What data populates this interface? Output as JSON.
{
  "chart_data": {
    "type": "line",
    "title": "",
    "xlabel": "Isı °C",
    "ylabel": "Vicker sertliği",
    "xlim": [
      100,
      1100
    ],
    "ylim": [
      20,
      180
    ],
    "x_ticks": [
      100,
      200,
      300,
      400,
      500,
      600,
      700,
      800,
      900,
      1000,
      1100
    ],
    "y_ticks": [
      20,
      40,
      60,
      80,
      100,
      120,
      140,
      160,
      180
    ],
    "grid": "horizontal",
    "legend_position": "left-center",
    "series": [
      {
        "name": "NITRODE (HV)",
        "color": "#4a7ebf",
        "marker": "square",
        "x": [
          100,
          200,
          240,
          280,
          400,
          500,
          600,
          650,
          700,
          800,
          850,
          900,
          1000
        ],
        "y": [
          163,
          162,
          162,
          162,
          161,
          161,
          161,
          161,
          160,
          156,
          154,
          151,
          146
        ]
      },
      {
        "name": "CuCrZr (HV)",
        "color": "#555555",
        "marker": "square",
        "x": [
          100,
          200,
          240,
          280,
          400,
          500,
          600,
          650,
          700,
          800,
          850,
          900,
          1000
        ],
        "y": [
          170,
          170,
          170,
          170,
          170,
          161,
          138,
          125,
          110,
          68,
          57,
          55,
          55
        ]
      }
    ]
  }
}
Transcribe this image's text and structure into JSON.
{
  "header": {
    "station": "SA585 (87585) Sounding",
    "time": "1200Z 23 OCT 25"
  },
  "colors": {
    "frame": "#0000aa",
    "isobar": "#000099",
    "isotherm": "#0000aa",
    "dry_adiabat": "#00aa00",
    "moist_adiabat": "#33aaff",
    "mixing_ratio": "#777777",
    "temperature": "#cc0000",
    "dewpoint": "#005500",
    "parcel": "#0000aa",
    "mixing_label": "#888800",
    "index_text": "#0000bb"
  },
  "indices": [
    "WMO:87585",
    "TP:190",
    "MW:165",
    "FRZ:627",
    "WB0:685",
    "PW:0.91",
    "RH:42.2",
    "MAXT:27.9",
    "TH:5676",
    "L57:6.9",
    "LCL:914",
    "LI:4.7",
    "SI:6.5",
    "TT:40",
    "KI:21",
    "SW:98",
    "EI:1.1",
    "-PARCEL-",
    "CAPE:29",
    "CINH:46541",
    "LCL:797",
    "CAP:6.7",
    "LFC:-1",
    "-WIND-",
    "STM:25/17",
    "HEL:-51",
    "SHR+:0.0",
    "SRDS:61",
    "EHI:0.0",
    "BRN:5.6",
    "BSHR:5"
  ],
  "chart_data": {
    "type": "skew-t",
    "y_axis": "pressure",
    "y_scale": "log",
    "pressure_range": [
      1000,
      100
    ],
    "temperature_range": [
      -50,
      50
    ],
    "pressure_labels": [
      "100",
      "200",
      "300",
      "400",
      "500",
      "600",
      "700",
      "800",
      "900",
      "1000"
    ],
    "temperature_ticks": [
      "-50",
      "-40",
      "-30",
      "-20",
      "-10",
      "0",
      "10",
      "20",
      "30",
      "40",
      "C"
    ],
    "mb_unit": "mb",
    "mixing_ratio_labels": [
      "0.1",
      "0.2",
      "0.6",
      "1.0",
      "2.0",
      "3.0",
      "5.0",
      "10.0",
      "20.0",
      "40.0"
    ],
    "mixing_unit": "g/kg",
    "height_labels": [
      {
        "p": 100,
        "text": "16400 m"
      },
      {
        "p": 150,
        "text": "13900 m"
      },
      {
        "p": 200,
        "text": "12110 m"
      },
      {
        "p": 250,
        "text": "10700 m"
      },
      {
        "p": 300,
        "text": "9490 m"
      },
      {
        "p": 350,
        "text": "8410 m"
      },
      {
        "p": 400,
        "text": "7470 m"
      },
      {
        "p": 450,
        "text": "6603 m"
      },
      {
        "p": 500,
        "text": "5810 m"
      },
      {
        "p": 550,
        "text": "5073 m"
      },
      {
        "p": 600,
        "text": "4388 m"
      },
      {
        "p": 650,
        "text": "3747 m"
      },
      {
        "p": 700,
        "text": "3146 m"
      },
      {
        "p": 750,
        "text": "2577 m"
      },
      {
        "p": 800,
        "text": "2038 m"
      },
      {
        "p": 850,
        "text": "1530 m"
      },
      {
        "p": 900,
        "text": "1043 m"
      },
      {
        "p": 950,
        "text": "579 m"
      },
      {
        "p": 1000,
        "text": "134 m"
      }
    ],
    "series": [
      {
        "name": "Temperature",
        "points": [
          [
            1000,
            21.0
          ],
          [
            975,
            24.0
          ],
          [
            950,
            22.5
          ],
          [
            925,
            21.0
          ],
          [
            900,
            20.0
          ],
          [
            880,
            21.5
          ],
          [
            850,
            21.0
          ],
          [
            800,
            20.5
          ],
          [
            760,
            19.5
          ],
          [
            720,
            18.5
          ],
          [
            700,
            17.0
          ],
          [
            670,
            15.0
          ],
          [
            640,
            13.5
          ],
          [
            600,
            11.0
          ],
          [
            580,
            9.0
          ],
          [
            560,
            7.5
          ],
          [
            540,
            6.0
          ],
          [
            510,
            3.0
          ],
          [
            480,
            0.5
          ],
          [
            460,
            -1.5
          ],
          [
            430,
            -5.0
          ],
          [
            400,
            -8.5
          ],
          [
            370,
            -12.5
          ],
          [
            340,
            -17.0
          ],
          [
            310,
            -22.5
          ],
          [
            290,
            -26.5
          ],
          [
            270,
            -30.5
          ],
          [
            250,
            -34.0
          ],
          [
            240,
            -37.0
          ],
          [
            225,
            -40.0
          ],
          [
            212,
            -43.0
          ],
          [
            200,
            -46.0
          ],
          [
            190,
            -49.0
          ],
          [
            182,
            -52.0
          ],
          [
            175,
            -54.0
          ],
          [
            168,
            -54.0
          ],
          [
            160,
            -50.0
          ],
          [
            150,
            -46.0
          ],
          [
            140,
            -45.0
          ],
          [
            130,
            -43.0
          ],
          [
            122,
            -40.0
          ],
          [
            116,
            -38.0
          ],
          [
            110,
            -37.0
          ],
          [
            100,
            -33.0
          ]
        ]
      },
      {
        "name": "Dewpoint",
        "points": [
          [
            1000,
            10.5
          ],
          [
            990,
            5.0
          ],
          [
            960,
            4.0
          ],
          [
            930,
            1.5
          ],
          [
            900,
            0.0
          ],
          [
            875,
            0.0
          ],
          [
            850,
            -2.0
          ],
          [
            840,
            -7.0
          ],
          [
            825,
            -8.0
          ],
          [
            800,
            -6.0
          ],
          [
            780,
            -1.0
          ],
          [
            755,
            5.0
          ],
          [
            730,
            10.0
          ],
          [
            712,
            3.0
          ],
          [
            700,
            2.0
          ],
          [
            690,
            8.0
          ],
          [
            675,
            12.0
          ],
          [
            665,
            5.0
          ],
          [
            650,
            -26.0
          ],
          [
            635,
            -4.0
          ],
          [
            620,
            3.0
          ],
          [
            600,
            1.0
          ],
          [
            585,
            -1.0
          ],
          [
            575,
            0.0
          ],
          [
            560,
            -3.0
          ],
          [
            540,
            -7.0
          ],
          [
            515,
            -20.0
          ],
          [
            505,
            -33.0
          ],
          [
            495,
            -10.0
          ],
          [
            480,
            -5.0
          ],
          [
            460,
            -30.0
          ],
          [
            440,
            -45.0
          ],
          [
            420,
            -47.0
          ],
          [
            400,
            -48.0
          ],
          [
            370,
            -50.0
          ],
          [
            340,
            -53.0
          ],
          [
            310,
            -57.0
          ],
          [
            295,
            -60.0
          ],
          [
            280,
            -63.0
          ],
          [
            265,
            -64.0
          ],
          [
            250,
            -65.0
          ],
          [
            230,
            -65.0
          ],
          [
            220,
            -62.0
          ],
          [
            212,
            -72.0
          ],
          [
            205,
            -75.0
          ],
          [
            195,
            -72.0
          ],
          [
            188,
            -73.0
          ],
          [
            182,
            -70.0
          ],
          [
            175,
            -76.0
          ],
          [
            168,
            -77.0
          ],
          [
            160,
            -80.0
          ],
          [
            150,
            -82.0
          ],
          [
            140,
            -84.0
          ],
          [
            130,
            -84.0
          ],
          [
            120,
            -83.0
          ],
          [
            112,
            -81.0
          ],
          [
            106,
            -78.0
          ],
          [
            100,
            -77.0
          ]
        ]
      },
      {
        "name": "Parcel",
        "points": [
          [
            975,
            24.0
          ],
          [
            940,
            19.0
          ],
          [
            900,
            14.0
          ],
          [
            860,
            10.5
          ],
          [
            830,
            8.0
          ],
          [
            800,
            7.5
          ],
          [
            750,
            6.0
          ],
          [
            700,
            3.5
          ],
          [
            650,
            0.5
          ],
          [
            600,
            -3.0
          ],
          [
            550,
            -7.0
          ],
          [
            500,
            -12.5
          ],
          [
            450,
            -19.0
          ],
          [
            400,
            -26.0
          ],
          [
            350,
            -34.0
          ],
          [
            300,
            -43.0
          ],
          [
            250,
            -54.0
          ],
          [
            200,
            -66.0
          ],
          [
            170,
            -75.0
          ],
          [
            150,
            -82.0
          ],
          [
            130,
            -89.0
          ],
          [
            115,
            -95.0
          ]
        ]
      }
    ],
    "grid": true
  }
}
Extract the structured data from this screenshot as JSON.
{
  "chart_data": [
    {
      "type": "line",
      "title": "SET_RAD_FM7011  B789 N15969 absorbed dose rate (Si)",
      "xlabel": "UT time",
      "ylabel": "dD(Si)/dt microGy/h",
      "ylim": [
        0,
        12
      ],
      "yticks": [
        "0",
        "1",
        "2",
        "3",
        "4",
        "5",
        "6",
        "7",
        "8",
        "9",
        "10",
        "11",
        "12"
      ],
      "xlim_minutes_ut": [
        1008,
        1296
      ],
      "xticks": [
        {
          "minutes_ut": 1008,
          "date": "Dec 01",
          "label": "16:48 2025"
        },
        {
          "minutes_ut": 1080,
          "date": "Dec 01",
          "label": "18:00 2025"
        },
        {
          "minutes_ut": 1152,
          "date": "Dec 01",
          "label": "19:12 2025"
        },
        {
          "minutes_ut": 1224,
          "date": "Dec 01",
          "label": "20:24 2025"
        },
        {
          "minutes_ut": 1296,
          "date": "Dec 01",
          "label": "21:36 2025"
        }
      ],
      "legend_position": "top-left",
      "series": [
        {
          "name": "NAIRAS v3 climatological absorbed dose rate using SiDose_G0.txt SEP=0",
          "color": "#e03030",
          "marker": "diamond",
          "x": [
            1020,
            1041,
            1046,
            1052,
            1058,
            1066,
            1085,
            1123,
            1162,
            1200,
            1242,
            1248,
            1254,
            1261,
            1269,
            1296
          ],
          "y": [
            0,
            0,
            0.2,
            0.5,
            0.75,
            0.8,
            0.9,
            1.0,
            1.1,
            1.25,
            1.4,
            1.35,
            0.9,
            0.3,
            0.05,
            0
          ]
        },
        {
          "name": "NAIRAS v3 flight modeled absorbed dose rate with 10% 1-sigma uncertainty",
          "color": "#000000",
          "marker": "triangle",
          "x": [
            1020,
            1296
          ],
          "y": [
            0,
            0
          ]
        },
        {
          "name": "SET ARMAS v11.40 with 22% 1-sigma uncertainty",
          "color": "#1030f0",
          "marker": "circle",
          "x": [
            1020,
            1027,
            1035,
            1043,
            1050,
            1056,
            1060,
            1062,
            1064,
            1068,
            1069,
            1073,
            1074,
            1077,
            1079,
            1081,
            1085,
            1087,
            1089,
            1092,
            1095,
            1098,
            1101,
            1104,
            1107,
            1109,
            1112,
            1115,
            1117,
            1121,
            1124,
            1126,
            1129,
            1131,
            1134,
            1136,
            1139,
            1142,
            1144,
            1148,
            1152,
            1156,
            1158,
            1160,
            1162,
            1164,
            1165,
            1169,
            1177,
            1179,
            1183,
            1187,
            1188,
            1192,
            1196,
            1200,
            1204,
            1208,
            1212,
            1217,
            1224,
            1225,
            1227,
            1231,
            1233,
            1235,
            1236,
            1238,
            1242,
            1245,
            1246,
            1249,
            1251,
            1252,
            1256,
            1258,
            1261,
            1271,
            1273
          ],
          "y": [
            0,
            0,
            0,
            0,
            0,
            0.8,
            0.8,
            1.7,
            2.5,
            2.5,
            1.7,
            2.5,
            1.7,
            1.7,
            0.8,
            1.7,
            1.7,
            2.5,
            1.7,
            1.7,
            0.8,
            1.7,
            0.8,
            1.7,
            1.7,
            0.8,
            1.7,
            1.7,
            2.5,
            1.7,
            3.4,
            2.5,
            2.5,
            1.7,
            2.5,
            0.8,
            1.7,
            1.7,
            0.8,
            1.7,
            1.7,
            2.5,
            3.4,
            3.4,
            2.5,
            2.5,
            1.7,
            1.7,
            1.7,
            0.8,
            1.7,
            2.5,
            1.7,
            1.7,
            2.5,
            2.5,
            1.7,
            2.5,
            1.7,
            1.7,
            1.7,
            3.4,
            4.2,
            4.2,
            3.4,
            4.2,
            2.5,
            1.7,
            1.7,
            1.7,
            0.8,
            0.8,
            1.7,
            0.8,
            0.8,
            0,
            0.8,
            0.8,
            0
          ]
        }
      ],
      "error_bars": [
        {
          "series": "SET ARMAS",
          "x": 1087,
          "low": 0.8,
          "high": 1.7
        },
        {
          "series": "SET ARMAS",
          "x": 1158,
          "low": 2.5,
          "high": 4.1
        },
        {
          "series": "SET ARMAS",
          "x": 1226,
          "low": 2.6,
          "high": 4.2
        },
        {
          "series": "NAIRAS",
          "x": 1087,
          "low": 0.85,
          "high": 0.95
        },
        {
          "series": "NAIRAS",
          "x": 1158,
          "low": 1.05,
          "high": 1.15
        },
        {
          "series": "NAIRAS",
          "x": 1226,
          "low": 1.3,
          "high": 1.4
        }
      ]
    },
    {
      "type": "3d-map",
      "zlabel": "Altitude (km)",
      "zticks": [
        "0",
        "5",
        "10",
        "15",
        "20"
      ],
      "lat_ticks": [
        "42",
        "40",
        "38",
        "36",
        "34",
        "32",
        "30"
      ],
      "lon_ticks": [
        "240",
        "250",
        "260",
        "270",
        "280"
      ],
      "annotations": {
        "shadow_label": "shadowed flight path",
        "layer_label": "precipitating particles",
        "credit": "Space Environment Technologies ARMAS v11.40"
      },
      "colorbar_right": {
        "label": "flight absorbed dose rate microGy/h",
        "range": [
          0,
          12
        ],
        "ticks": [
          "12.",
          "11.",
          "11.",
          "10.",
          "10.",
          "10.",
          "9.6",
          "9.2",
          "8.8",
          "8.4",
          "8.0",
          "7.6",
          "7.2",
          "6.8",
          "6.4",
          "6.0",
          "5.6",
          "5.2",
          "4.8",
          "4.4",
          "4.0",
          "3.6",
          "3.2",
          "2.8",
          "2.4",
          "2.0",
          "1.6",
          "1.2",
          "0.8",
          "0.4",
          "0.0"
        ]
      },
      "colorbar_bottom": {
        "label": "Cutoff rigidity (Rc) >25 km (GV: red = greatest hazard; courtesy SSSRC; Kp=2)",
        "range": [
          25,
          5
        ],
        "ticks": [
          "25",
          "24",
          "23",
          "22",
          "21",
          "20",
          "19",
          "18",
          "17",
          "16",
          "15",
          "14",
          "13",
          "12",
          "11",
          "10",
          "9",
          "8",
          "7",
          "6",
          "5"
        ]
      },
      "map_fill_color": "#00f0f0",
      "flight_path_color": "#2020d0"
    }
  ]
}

◆ **Short exercise**
Count the lines that hold the string "left", and reply with that number alone.

◆ **Problem solution**
2